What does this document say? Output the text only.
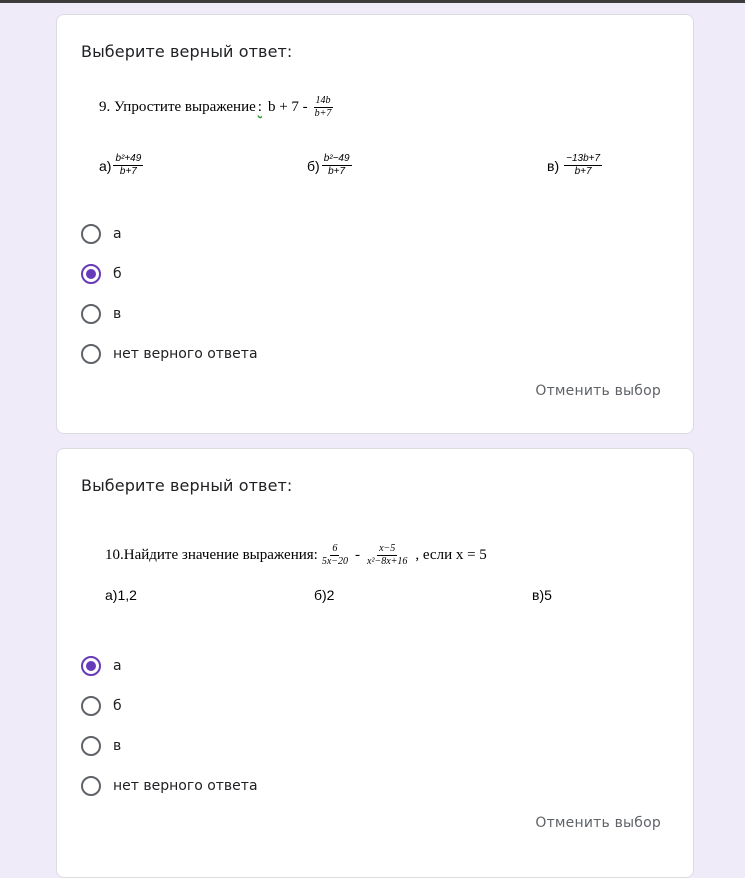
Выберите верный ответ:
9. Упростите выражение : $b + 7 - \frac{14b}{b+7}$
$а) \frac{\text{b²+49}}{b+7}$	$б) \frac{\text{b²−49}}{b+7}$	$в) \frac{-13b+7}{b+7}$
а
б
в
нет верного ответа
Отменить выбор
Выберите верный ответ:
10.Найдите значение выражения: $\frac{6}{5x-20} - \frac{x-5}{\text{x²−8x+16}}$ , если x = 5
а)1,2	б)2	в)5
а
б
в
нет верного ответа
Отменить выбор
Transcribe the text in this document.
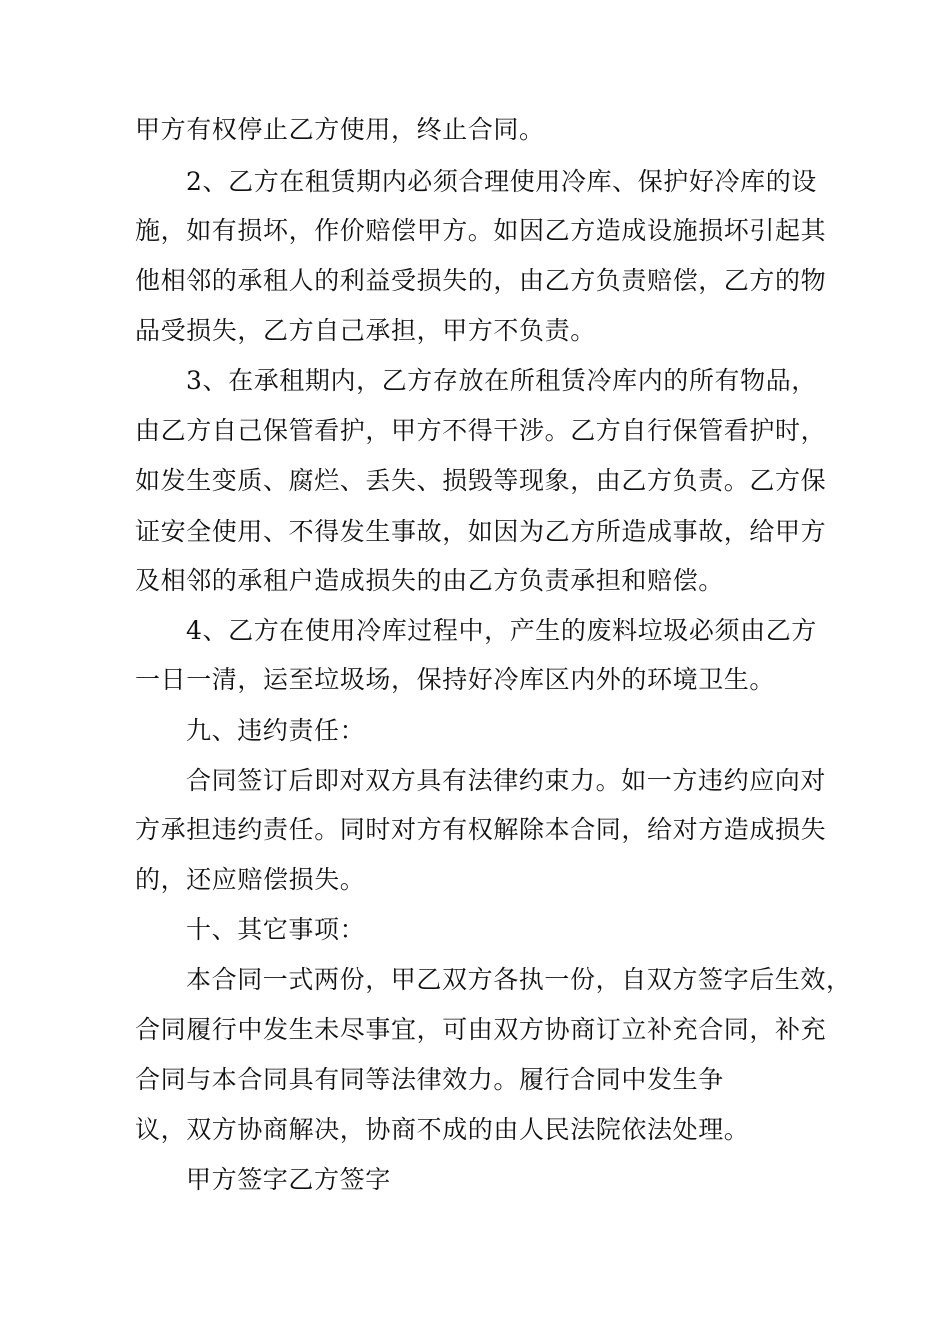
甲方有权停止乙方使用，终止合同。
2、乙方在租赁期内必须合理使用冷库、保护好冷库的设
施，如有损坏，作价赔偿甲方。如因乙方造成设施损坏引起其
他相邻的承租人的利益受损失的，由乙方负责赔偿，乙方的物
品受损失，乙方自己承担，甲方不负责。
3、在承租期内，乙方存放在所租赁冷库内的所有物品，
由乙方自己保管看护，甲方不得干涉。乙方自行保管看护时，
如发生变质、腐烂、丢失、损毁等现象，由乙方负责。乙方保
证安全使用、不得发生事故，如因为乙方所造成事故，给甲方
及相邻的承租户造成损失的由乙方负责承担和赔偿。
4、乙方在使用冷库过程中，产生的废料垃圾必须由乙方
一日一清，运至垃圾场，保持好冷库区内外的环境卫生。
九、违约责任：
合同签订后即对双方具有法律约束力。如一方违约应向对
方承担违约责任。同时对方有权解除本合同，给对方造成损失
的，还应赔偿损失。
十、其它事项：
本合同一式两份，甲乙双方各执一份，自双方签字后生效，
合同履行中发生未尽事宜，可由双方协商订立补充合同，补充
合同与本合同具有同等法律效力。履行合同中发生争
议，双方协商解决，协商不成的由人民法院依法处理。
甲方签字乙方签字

======

PROBLEM: Gather every line from the listing above in which the word "frac" appears.

THE RESPONSE:
9. Упростите выражение : $b + 7 - \frac{14b}{b+7}$
$а) \frac{\text{b²+49}}{b+7}$	$б) \frac{\text{b²−49}}{b+7}$	$в) \frac{-13b+7}{b+7}$
10.Найдите значение выражения: $\frac{6}{5x-20} - \frac{x-5}{\text{x²−8x+16}}$ , если x = 5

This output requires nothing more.